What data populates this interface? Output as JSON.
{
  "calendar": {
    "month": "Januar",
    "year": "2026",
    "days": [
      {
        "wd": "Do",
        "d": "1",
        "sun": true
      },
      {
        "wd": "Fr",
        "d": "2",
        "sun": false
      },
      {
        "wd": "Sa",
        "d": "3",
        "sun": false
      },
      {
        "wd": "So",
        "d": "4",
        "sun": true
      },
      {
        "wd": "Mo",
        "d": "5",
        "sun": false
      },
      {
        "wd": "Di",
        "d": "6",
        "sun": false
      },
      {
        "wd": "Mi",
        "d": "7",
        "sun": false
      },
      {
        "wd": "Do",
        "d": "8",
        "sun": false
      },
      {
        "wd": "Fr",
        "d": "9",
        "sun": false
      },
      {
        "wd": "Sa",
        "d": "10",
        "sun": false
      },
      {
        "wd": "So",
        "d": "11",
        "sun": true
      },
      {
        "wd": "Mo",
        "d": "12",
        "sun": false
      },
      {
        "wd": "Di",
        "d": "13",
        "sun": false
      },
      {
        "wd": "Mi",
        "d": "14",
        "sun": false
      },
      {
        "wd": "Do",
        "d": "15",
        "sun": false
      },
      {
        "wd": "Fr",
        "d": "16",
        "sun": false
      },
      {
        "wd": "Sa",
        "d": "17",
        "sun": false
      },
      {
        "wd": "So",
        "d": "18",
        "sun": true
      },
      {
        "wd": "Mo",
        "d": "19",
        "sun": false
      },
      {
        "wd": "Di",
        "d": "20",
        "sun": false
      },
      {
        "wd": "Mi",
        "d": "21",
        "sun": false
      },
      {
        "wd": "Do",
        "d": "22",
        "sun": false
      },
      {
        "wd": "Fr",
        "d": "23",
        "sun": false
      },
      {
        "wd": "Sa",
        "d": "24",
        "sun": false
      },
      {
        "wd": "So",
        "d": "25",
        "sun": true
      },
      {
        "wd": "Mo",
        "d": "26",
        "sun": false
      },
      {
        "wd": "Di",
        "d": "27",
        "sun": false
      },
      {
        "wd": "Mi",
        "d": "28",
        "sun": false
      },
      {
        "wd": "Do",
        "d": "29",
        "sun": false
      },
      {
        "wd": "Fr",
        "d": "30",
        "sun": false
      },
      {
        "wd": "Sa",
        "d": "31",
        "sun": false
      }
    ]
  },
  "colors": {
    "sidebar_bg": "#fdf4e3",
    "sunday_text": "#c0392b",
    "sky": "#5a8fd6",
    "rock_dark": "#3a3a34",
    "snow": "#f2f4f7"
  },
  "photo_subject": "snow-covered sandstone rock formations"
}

━━━━━━━━━━━━━━━━━━━━

*To be done*:
Locate the lines above that hold the word "snow". Show every one of them.

*Written reply*:
    "snow": "#f2f4f7"
  "photo_subject": "snow-covered sandstone rock formations"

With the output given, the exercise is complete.